EXERCISE DIRECTIONS - Find the line containing "Give me a plain-text". Retype it and every later line of the records exactly, leaving out pictures.

(Records from a dataset)
+++++

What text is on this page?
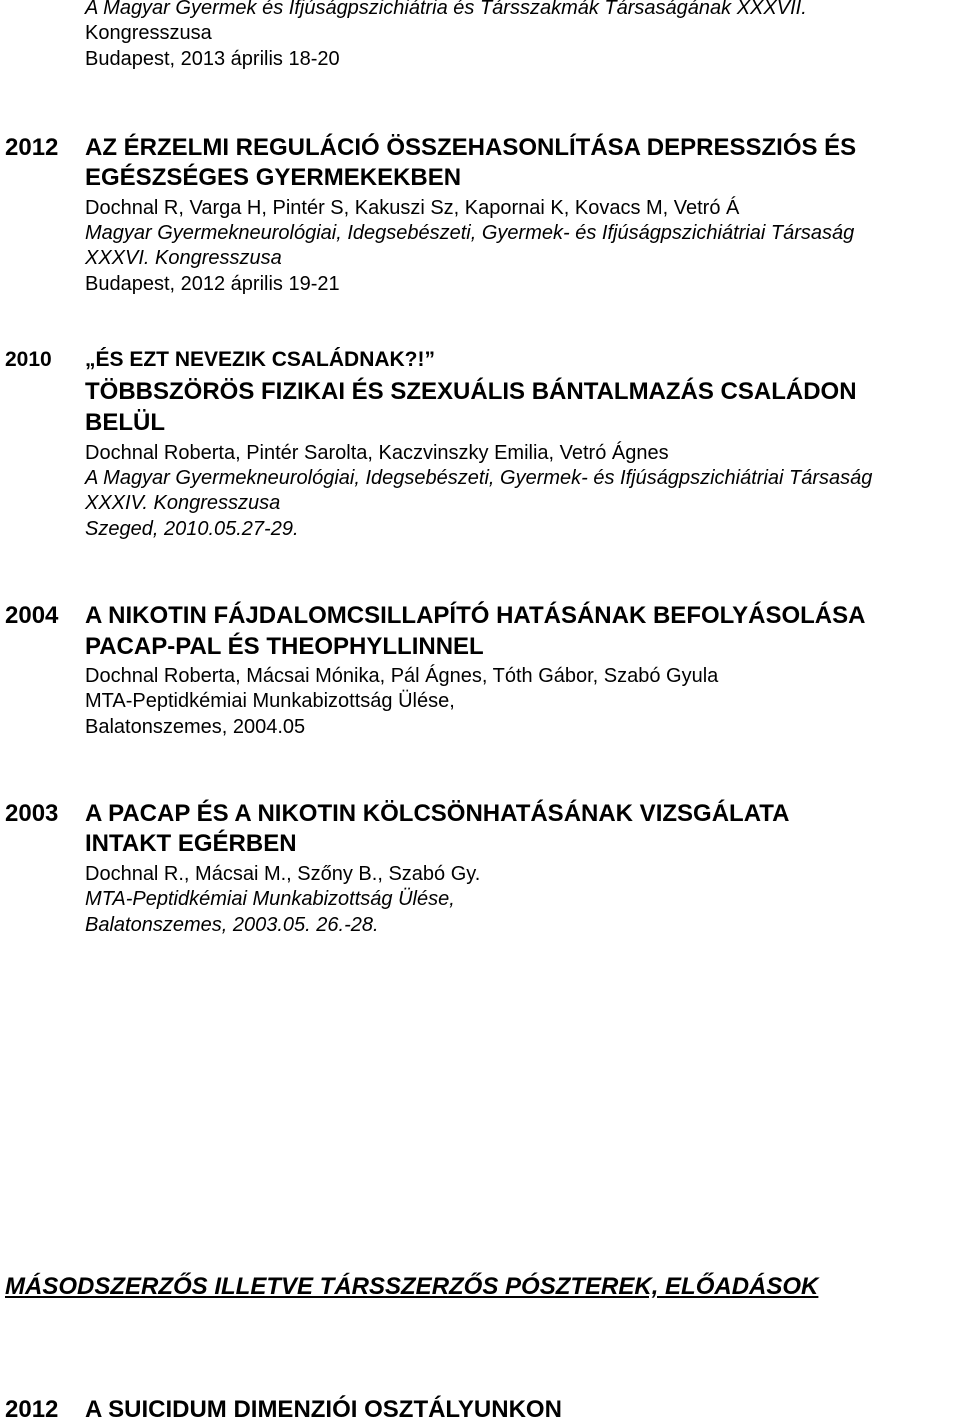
A Magyar Gyermek és Ifjúságpszichiátria és Társszakmák Társaságának XXXVII.
Kongresszusa
Budapest, 2013 április 18-20
2012 AZ ÉRZELMI REGULÁCIÓ ÖSSZEHASONLÍTÁSA DEPRESSZIÓS ÉS
EGÉSZSÉGES GYERMEKEKBEN
Dochnal R, Varga H, Pintér S, Kakuszi Sz, Kapornai K, Kovacs M, Vetró Á
Magyar Gyermekneurológiai, Idegsebészeti, Gyermek- és Ifjúságpszichiátriai Társaság
XXXVI. Kongresszusa
Budapest, 2012 április 19-21
2010 „ÉS EZT NEVEZIK CSALÁDNAK?!”
TÖBBSZÖRÖS FIZIKAI ÉS SZEXUÁLIS BÁNTALMAZÁS CSALÁDON
BELÜL
Dochnal Roberta, Pintér Sarolta, Kaczvinszky Emilia, Vetró Ágnes
A Magyar Gyermekneurológiai, Idegsebészeti, Gyermek- és Ifjúságpszichiátriai Társaság
XXXIV. Kongresszusa
Szeged, 2010.05.27-29.
2004 A NIKOTIN FÁJDALOMCSILLAPÍTÓ HATÁSÁNAK BEFOLYÁSOLÁSA
PACAP-PAL ÉS THEOPHYLLINNEL
Dochnal Roberta, Mácsai Mónika, Pál Ágnes, Tóth Gábor, Szabó Gyula
MTA-Peptidkémiai Munkabizottság Ülése,
Balatonszemes, 2004.05
2003 A PACAP ÉS A NIKOTIN KÖLCSÖNHATÁSÁNAK VIZSGÁLATA
INTAKT EGÉRBEN
Dochnal R., Mácsai M., Szőny B., Szabó Gy.
MTA-Peptidkémiai Munkabizottság Ülése,
Balatonszemes, 2003.05. 26.-28.
MÁSODSZERZŐS ILLETVE TÁRSSZERZŐS PÓSZTEREK, ELŐADÁSOK
2012 A SUICIDUM DIMENZIÓI OSZTÁLYUNKON
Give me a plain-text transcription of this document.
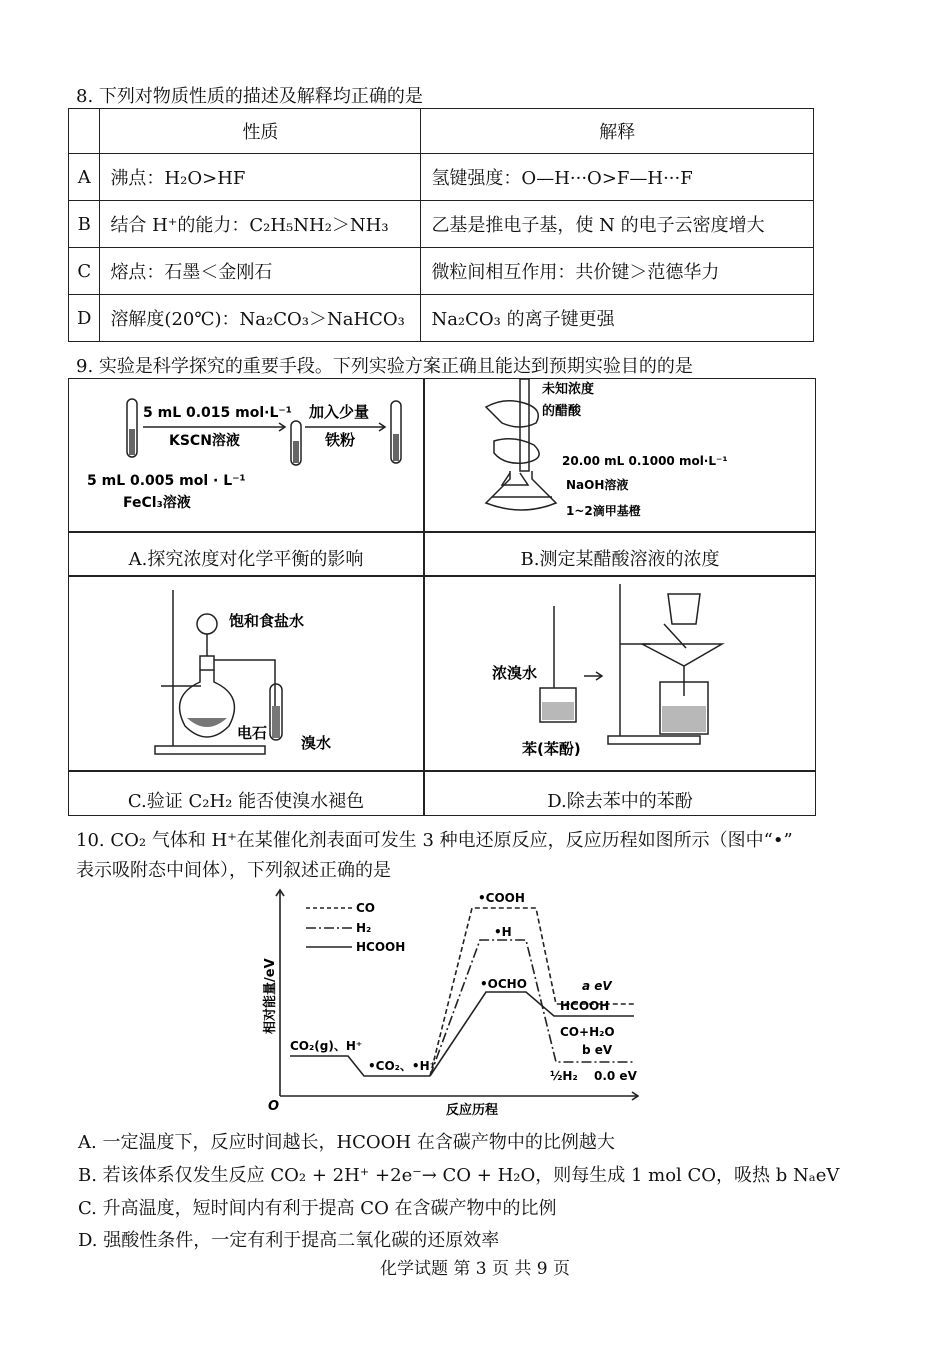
8. 下列对物质性质的描述及解释均正确的是
	性质	解释
A	沸点：H₂O>HF	氢键强度：O—H···O>F—H···F
B	结合 H⁺的能力：C₂H₅NH₂＞NH₃	乙基是推电子基，使 N 的电子云密度增大
C	熔点：石墨＜金刚石	微粒间相互作用：共价键＞范德华力
D	溶解度(20℃)：Na₂CO₃＞NaHCO₃	Na₂CO₃ 的离子键更强
9. 实验是科学探究的重要手段。下列实验方案正确且能达到预期实验目的的是
5 mL 0.015 mol·L⁻¹
KSCN溶液
加入少量
铁粉
5 mL 0.005 mol · L⁻¹
FeCl₃溶液
A.探究浓度对化学平衡的影响
未知浓度
的醋酸
20.00 mL 0.1000 mol·L⁻¹
NaOH溶液
1~2滴甲基橙
B.测定某醋酸溶液的浓度
饱和食盐水
电石
溴水
C.验证 C₂H₂ 能否使溴水褪色
浓溴水
苯(苯酚)
D.除去苯中的苯酚
10. CO₂ 气体和 H⁺在某催化剂表面可发生 3 种电还原反应，反应历程如图所示（图中“•”
表示吸附态中间体），下列叙述正确的是
CO
H₂
HCOOH
CO₂(g)、H⁺
•CO₂、•H⁺
•COOH
•H
•OCHO	a eV
HCOOH
CO+H₂O
b eV
½H₂ 0.0 eV
O	反应历程
相对能量/eV
A. 一定温度下，反应时间越长，HCOOH 在含碳产物中的比例越大
B. 若该体系仅发生反应 CO₂ + 2H⁺ +2e⁻→ CO + H₂O，则每生成 1 mol CO，吸热 b NₐeV
C. 升高温度，短时间内有利于提高 CO 在含碳产物中的比例
D. 强酸性条件，一定有利于提高二氧化碳的还原效率
化学试题 第 3 页 共 9 页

+++++

TASK RESULT -
Give me a plain-text transcription of this document.
8. 下列对物质性质的描述及解释均正确的是
	性质	解释
A	沸点：H₂O>HF	氢键强度：O—H···O>F—H···F
B	结合 H⁺的能力：C₂H₅NH₂＞NH₃	乙基是推电子基，使 N 的电子云密度增大
C	熔点：石墨＜金刚石	微粒间相互作用：共价键＞范德华力
D	溶解度(20℃)：Na₂CO₃＞NaHCO₃	Na₂CO₃ 的离子键更强
9. 实验是科学探究的重要手段。下列实验方案正确且能达到预期实验目的的是
5 mL 0.015 mol·L⁻¹
KSCN溶液
加入少量
铁粉
5 mL 0.005 mol · L⁻¹
FeCl₃溶液
A.探究浓度对化学平衡的影响
未知浓度
的醋酸
20.00 mL 0.1000 mol·L⁻¹
NaOH溶液
1~2滴甲基橙
B.测定某醋酸溶液的浓度
饱和食盐水
电石
溴水
C.验证 C₂H₂ 能否使溴水褪色
浓溴水
苯(苯酚)
D.除去苯中的苯酚
10. CO₂ 气体和 H⁺在某催化剂表面可发生 3 种电还原反应，反应历程如图所示（图中“•”
表示吸附态中间体），下列叙述正确的是
CO
H₂
HCOOH
CO₂(g)、H⁺
•CO₂、•H⁺
•COOH
•H
•OCHO	a eV
HCOOH
CO+H₂O
b eV
½H₂ 0.0 eV
O	反应历程
相对能量/eV
A. 一定温度下，反应时间越长，HCOOH 在含碳产物中的比例越大
B. 若该体系仅发生反应 CO₂ + 2H⁺ +2e⁻→ CO + H₂O，则每生成 1 mol CO，吸热 b NₐeV
C. 升高温度，短时间内有利于提高 CO 在含碳产物中的比例
D. 强酸性条件，一定有利于提高二氧化碳的还原效率
化学试题 第 3 页 共 9 页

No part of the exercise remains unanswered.